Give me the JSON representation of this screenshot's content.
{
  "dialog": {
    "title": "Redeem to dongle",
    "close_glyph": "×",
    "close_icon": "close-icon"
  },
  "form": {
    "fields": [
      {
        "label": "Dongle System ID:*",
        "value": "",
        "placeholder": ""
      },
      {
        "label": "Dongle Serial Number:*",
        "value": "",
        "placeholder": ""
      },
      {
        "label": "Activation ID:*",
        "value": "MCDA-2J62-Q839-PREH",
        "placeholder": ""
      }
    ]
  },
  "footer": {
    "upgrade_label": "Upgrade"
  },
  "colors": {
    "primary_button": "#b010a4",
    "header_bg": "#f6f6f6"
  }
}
- - - - -
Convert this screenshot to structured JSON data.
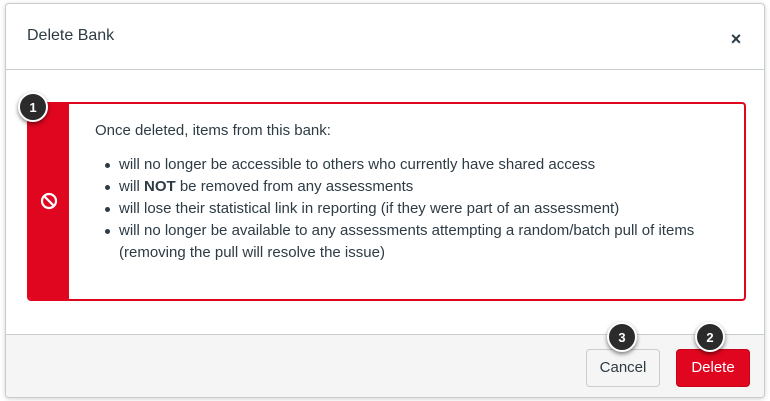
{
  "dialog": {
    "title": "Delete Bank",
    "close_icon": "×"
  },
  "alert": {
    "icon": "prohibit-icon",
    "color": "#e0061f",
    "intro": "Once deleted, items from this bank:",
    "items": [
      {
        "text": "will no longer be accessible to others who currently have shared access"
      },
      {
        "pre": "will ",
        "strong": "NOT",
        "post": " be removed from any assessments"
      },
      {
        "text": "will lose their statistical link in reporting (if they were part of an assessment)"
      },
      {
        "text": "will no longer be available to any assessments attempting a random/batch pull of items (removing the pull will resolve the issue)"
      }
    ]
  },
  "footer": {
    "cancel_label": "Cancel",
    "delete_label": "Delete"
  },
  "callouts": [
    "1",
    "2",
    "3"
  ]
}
- - - - -
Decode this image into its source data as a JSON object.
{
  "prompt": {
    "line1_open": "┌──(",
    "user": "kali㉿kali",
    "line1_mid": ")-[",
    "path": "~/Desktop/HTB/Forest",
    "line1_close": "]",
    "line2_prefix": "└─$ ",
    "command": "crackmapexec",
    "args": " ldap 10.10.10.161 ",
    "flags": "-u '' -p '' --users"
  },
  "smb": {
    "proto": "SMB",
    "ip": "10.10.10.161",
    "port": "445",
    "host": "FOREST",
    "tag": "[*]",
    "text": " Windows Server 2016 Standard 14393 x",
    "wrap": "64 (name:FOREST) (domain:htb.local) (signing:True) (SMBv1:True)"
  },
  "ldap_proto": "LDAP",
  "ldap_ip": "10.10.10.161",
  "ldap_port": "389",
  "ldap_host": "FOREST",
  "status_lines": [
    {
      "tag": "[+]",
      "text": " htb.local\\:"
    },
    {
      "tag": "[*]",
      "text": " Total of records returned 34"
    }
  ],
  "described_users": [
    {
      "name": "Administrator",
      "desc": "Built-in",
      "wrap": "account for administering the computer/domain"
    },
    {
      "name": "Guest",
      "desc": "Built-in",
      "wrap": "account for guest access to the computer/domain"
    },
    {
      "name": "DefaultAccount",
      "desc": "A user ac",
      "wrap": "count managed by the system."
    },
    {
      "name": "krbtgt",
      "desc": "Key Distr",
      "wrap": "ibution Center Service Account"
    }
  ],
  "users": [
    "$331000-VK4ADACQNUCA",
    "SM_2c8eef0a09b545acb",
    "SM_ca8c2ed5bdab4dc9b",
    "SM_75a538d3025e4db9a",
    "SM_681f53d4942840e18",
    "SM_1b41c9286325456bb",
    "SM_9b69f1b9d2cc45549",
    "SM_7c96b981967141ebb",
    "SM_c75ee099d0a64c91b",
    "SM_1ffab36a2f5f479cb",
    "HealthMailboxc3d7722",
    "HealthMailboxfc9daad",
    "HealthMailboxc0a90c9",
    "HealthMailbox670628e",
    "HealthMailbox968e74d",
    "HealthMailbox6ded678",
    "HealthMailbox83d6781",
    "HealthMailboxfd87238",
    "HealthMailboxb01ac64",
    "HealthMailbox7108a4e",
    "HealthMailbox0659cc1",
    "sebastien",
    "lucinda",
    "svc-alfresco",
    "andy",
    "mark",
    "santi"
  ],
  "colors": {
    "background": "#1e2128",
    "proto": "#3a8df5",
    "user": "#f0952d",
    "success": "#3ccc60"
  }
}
- - - - -
* **Given exercise**
Only the number is wanted: count the lines of the records that hold the word "domain".

* **Written answer**
3